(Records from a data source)
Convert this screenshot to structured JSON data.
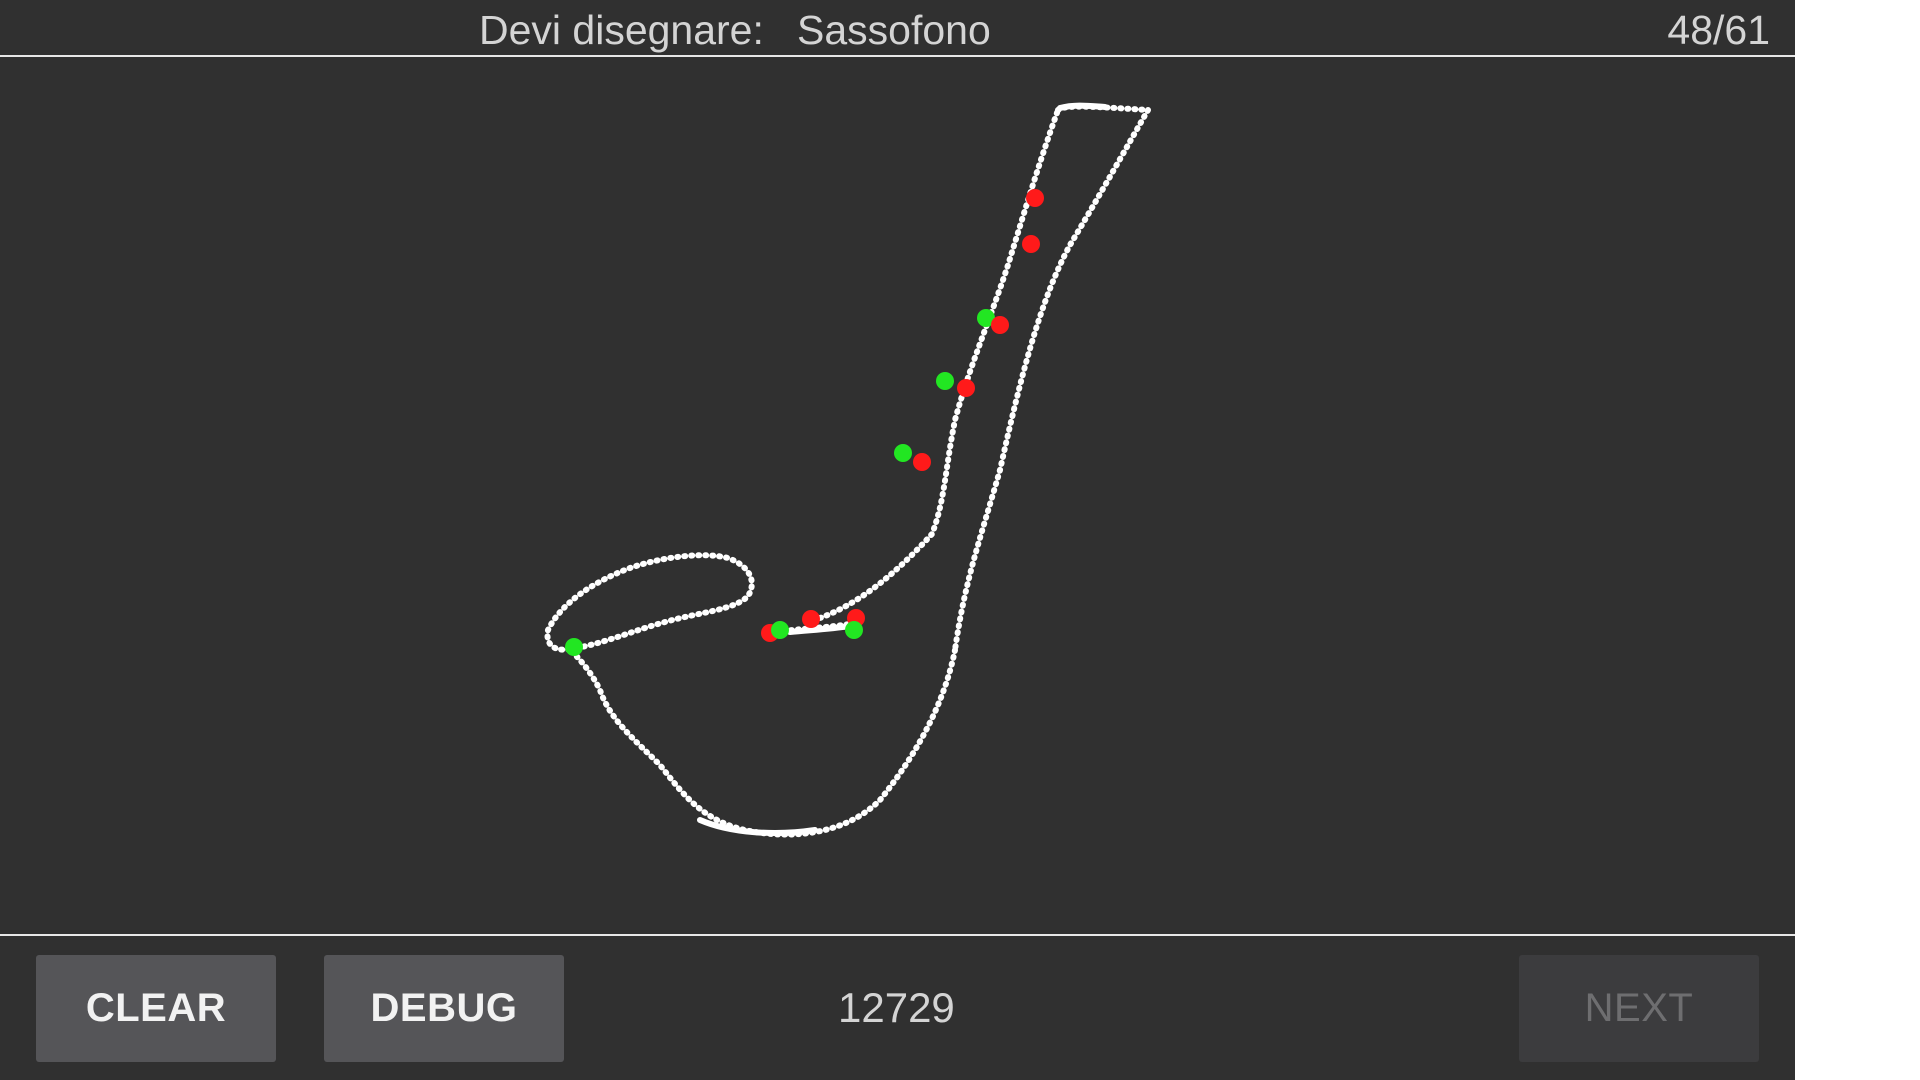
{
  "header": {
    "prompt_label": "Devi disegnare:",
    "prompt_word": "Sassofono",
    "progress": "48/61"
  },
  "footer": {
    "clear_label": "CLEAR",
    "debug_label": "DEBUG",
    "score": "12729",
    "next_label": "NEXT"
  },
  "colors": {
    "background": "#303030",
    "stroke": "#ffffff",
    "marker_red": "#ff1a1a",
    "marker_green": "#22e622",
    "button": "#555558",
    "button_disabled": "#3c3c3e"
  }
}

→ Problem details
Output the data exactly. Pictures don't belong in the result.

→ Result for this task
Convert this screenshot to structured JSON data.
{
  "header": {
    "prompt_label": "Devi disegnare:",
    "prompt_word": "Sassofono",
    "progress": "48/61"
  },
  "footer": {
    "clear_label": "CLEAR",
    "debug_label": "DEBUG",
    "score": "12729",
    "next_label": "NEXT"
  },
  "colors": {
    "background": "#303030",
    "stroke": "#ffffff",
    "marker_red": "#ff1a1a",
    "marker_green": "#22e622",
    "button": "#555558",
    "button_disabled": "#3c3c3e"
  }
}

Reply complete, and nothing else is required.